## Exercise aim
Repeat the listing in full, exactly as it stands.
##############################
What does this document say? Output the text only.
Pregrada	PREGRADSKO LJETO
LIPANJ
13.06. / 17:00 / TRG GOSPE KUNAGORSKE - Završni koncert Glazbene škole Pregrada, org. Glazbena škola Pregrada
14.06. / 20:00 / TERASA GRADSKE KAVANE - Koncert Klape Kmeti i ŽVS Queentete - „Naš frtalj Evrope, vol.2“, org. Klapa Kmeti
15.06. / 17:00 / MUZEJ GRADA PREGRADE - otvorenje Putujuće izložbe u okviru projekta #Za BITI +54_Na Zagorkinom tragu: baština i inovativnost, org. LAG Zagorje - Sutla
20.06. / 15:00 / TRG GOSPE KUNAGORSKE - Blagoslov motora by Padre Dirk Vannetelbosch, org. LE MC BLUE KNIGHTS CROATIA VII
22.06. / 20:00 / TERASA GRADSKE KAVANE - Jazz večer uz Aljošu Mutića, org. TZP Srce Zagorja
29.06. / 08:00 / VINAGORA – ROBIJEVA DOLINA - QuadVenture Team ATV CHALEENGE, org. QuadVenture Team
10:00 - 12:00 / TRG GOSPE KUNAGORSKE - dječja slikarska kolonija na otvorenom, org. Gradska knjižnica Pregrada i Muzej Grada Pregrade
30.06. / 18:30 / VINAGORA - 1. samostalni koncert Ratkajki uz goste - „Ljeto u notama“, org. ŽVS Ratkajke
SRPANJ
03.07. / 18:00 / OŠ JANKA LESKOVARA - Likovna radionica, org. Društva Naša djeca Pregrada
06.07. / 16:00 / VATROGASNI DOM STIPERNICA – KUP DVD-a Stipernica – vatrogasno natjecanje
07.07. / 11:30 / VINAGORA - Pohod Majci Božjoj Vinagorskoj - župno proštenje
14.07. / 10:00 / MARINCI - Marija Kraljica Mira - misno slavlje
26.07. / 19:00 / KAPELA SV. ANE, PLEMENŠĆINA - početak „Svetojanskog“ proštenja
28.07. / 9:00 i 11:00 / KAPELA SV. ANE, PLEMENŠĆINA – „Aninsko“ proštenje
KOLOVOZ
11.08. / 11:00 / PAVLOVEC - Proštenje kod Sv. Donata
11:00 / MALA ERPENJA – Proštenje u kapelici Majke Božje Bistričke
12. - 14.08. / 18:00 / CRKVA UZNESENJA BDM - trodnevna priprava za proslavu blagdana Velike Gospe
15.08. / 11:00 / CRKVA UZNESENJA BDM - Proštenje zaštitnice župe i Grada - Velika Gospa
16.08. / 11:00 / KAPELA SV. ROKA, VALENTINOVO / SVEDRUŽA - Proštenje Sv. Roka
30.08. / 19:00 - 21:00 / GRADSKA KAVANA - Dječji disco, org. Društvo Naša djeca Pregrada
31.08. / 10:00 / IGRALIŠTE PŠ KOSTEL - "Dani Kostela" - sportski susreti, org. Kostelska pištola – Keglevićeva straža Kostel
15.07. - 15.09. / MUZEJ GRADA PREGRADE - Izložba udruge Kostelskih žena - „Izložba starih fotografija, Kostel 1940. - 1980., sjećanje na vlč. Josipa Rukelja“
##############################
## Correct response
What does this document say? Output the text only.
Pregrada	PREGRADSKO LJETO
LIPANJ
13.06. / 17:00 / TRG GOSPE KUNAGORSKE - Završni koncert Glazbene škole Pregrada, org. Glazbena škola Pregrada
14.06. / 20:00 / TERASA GRADSKE KAVANE - Koncert Klape Kmeti i ŽVS Queentete - „Naš frtalj Evrope, vol.2“, org. Klapa Kmeti
15.06. / 17:00 / MUZEJ GRADA PREGRADE - otvorenje Putujuće izložbe u okviru projekta #Za BITI +54_Na Zagorkinom tragu: baština i inovativnost, org. LAG Zagorje - Sutla
20.06. / 15:00 / TRG GOSPE KUNAGORSKE - Blagoslov motora by Padre Dirk Vannetelbosch, org. LE MC BLUE KNIGHTS CROATIA VII
22.06. / 20:00 / TERASA GRADSKE KAVANE - Jazz večer uz Aljošu Mutića, org. TZP Srce Zagorja
29.06. / 08:00 / VINAGORA – ROBIJEVA DOLINA - QuadVenture Team ATV CHALEENGE, org. QuadVenture Team
10:00 - 12:00 / TRG GOSPE KUNAGORSKE - dječja slikarska kolonija na otvorenom, org. Gradska knjižnica Pregrada i Muzej Grada Pregrade
30.06. / 18:30 / VINAGORA - 1. samostalni koncert Ratkajki uz goste - „Ljeto u notama“, org. ŽVS Ratkajke
SRPANJ
03.07. / 18:00 / OŠ JANKA LESKOVARA - Likovna radionica, org. Društva Naša djeca Pregrada
06.07. / 16:00 / VATROGASNI DOM STIPERNICA – KUP DVD-a Stipernica – vatrogasno natjecanje
07.07. / 11:30 / VINAGORA - Pohod Majci Božjoj Vinagorskoj - župno proštenje
14.07. / 10:00 / MARINCI - Marija Kraljica Mira - misno slavlje
26.07. / 19:00 / KAPELA SV. ANE, PLEMENŠĆINA - početak „Svetojanskog“ proštenja
28.07. / 9:00 i 11:00 / KAPELA SV. ANE, PLEMENŠĆINA – „Aninsko“ proštenje
KOLOVOZ
11.08. / 11:00 / PAVLOVEC - Proštenje kod Sv. Donata
11:00 / MALA ERPENJA – Proštenje u kapelici Majke Božje Bistričke
12. - 14.08. / 18:00 / CRKVA UZNESENJA BDM - trodnevna priprava za proslavu blagdana Velike Gospe
15.08. / 11:00 / CRKVA UZNESENJA BDM - Proštenje zaštitnice župe i Grada - Velika Gospa
16.08. / 11:00 / KAPELA SV. ROKA, VALENTINOVO / SVEDRUŽA - Proštenje Sv. Roka
30.08. / 19:00 - 21:00 / GRADSKA KAVANA - Dječji disco, org. Društvo Naša djeca Pregrada
31.08. / 10:00 / IGRALIŠTE PŠ KOSTEL - "Dani Kostela" - sportski susreti, org. Kostelska pištola – Keglevićeva straža Kostel
15.07. - 15.09. / MUZEJ GRADA PREGRADE - Izložba udruge Kostelskih žena - „Izložba starih fotografija, Kostel 1940. - 1980., sjećanje na vlč. Josipa Rukelja“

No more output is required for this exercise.